### Your objective
Of the lines in the entries, how many hold the word "sidebar"? Give that number alone.

### Raw data

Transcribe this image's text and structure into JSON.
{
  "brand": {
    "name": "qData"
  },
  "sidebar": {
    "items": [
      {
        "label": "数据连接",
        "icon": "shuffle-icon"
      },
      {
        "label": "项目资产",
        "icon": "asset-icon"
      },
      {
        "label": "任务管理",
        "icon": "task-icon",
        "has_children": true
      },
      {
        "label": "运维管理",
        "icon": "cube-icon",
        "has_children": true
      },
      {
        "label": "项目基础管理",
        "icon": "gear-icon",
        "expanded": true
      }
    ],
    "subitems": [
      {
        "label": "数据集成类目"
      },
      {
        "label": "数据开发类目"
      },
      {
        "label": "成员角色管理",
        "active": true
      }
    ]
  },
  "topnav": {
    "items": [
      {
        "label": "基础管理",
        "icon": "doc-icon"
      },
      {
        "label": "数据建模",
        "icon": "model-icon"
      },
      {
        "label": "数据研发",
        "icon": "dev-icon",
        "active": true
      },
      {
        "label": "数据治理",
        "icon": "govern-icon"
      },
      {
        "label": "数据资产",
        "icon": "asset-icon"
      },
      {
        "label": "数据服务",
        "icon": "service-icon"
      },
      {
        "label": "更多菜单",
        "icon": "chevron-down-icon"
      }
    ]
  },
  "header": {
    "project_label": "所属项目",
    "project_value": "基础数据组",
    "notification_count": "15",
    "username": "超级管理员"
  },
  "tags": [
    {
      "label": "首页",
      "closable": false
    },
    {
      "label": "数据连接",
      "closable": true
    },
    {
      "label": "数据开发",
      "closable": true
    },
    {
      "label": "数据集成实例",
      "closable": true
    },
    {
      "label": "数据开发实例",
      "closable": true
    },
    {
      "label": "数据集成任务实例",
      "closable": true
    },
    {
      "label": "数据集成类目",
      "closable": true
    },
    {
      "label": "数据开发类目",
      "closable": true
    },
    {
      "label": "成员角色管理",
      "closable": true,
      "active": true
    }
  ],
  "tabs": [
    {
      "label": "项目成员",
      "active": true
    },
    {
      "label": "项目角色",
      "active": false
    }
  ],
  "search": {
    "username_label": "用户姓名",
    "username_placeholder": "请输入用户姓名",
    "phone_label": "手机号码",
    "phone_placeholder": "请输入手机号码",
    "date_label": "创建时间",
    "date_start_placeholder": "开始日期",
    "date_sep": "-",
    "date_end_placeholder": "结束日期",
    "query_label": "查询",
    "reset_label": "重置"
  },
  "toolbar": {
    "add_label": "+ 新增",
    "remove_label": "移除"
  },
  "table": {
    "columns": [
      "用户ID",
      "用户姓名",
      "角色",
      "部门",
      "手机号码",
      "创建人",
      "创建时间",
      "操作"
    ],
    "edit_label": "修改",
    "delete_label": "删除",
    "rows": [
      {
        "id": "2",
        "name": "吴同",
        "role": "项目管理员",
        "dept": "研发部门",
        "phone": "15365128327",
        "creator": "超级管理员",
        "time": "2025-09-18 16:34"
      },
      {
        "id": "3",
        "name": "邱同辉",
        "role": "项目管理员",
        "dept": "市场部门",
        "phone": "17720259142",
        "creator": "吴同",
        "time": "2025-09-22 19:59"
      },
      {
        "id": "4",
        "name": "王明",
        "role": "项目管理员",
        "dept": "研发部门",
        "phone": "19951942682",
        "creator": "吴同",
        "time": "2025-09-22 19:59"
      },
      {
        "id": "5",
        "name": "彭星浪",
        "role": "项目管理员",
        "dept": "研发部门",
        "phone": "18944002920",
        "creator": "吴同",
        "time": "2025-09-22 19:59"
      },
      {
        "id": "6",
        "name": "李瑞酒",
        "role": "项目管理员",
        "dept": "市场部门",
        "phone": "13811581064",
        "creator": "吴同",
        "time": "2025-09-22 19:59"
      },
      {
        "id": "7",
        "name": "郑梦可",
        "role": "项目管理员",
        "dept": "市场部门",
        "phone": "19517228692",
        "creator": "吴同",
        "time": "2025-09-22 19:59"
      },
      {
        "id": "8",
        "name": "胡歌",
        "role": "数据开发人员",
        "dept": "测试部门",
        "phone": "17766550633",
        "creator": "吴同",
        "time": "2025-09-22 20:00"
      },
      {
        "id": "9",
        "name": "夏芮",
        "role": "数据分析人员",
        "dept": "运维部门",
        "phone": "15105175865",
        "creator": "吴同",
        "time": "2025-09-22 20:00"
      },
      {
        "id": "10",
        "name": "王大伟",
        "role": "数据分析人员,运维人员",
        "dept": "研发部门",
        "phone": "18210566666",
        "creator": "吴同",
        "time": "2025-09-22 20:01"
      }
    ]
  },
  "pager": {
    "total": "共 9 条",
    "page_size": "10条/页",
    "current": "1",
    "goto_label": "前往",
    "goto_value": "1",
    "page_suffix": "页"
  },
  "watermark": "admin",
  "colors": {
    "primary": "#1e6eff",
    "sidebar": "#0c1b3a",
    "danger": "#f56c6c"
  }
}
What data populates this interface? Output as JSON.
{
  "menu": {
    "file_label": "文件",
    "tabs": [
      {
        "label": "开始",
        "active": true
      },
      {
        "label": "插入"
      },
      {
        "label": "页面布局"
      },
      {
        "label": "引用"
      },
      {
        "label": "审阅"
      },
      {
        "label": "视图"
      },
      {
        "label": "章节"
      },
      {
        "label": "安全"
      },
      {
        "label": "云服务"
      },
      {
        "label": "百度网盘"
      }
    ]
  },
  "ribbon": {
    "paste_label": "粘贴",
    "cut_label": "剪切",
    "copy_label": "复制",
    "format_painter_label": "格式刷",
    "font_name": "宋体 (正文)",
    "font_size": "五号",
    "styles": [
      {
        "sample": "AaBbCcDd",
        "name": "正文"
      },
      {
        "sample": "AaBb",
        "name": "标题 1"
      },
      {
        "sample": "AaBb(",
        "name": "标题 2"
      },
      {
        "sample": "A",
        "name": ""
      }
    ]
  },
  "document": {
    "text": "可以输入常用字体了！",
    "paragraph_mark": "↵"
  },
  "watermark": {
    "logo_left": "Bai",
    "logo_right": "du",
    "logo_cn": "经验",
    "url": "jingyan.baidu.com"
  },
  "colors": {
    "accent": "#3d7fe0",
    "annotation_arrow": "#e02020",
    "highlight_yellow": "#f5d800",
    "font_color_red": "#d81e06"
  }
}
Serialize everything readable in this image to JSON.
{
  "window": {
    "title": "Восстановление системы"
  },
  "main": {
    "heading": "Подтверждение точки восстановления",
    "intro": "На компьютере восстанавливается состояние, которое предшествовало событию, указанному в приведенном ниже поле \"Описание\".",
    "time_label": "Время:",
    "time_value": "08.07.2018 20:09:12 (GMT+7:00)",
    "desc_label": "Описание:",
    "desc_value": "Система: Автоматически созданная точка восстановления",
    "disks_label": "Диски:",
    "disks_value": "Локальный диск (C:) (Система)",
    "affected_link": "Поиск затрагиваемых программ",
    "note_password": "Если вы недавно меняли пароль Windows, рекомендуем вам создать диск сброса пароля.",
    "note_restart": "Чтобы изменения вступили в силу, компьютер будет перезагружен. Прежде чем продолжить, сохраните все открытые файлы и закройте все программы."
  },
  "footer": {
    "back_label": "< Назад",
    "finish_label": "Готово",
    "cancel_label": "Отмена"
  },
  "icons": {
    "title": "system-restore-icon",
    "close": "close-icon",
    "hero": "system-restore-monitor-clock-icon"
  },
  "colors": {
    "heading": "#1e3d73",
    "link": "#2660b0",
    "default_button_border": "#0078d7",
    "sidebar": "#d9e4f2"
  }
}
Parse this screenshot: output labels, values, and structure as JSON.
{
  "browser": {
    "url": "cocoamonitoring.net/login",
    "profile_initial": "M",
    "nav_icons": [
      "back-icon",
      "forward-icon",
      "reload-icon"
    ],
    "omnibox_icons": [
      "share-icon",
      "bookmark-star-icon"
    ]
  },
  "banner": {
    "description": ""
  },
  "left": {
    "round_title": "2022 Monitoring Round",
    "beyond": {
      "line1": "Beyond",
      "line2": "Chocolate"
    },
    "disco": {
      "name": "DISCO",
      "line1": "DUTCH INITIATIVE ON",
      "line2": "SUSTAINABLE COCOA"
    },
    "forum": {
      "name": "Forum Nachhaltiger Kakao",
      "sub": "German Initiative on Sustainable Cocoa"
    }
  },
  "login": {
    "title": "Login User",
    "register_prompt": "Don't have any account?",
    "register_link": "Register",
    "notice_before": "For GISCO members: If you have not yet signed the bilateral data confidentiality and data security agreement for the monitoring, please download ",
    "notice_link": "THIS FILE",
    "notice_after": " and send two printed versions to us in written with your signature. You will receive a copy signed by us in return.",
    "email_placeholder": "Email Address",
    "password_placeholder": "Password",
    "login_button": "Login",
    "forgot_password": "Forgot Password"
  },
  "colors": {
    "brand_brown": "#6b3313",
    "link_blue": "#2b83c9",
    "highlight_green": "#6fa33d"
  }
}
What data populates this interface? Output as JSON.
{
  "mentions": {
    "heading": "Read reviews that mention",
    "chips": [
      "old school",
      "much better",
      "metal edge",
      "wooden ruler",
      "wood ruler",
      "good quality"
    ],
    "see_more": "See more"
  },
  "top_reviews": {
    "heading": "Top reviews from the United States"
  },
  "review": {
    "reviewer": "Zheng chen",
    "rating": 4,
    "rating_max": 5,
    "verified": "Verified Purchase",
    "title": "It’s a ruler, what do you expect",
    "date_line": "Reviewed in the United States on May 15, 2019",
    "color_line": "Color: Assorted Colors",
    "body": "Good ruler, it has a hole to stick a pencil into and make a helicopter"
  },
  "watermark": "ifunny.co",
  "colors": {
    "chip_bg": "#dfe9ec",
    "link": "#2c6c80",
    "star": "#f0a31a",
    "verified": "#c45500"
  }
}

### Written reply
3